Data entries
──────────

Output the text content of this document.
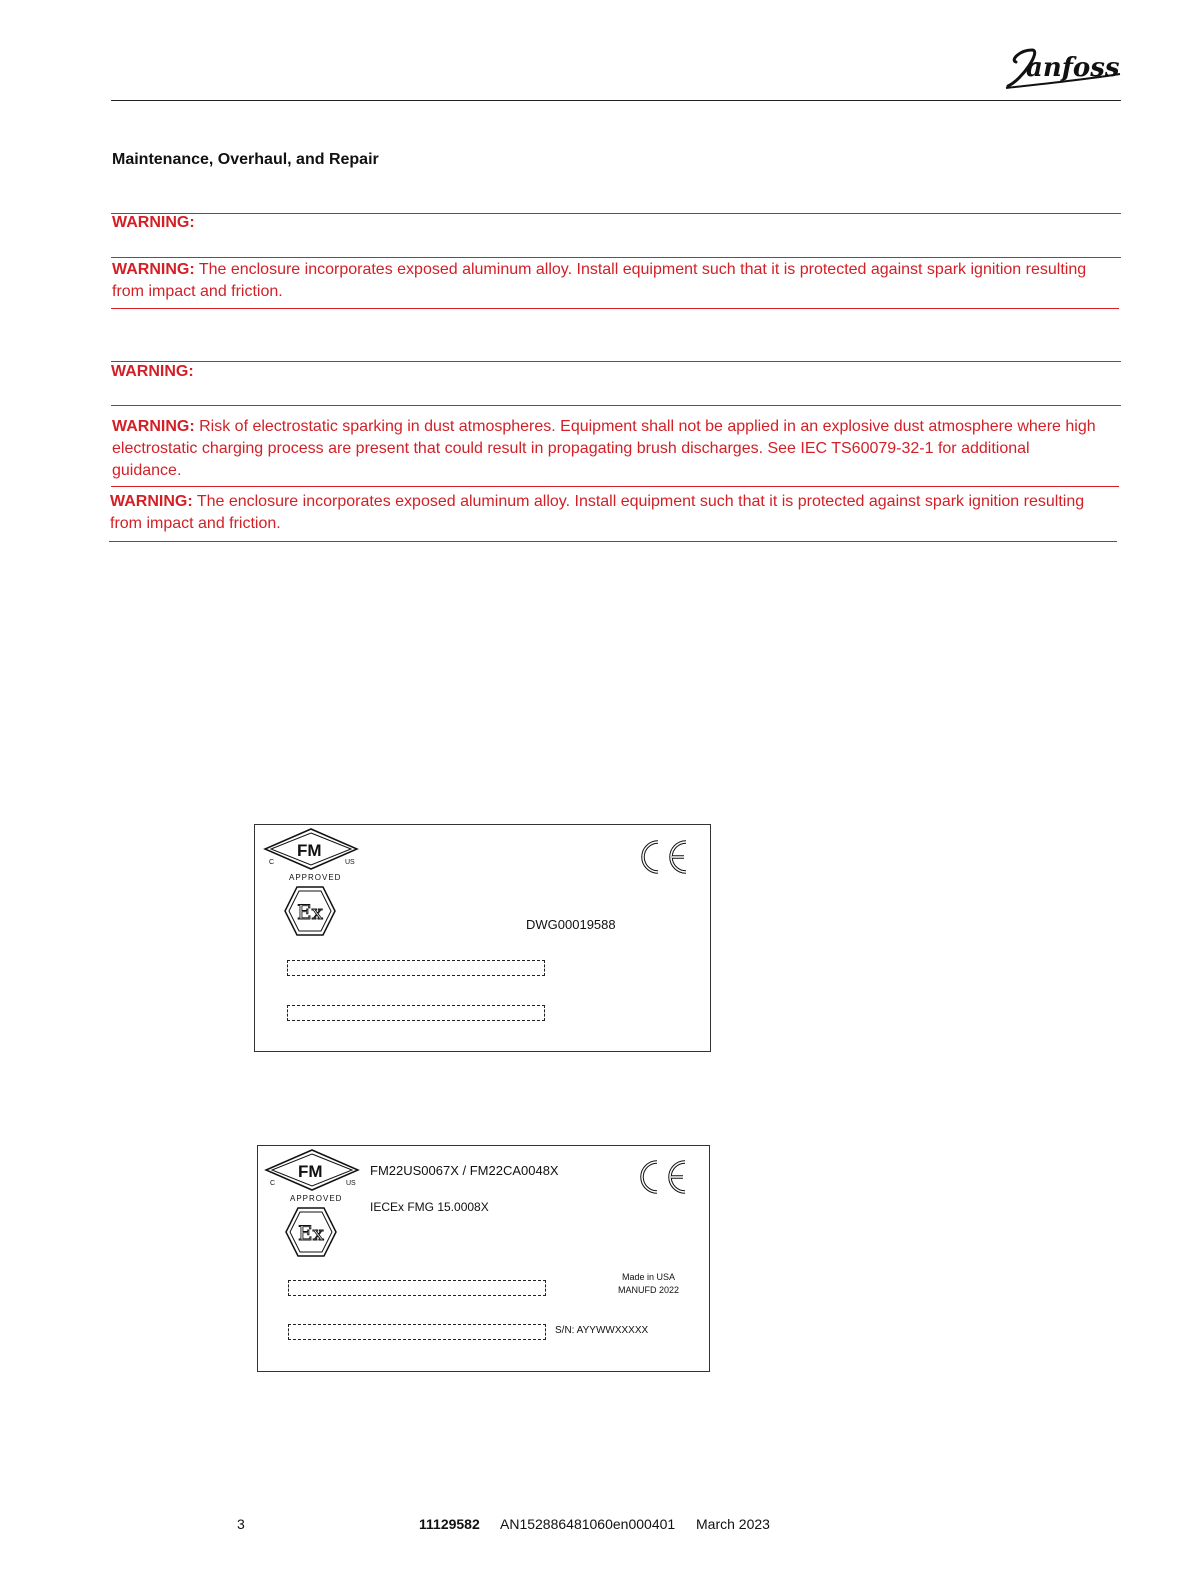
anfoss
Maintenance, Overhaul, and Repair
WARNING:
WARNING: The enclosure incorporates exposed aluminum alloy. Install equipment such that it is protected against spark ignition resulting from impact and friction.
WARNING:
WARNING: Risk of electrostatic sparking in dust atmospheres. Equipment shall not be applied in an explosive dust atmosphere where high electrostatic charging process are present that could result in propagating brush discharges. See IEC TS60079-32-1 for additional guidance.
WARNING: The enclosure incorporates exposed aluminum alloy. Install equipment such that it is protected against spark ignition resulting from impact and friction.
FM
C	US
APPROVED
Ex
DWG00019588
FM
C	US
APPROVED
Ex
FM22US0067X / FM22CA0048X
IECEx FMG 15.0008X
Made in USA
MANUFD 2022
S/N: AYYWWXXXXX
3	11129582 AN152886481060en000401 March 2023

──────────

## [What is needed]
From the data above, write out everything exactly except the pictures.

## [Response to this task]
Output the text content of this document.
anfoss
Maintenance, Overhaul, and Repair
WARNING:
WARNING: The enclosure incorporates exposed aluminum alloy. Install equipment such that it is protected against spark ignition resulting from impact and friction.
WARNING:
WARNING: Risk of electrostatic sparking in dust atmospheres. Equipment shall not be applied in an explosive dust atmosphere where high electrostatic charging process are present that could result in propagating brush discharges. See IEC TS60079-32-1 for additional guidance.
WARNING: The enclosure incorporates exposed aluminum alloy. Install equipment such that it is protected against spark ignition resulting from impact and friction.
FM
C	US
APPROVED
Ex
DWG00019588
FM
C	US
APPROVED
Ex
FM22US0067X / FM22CA0048X
IECEx FMG 15.0008X
Made in USA
MANUFD 2022
S/N: AYYWWXXXXX
3	11129582 AN152886481060en000401 March 2023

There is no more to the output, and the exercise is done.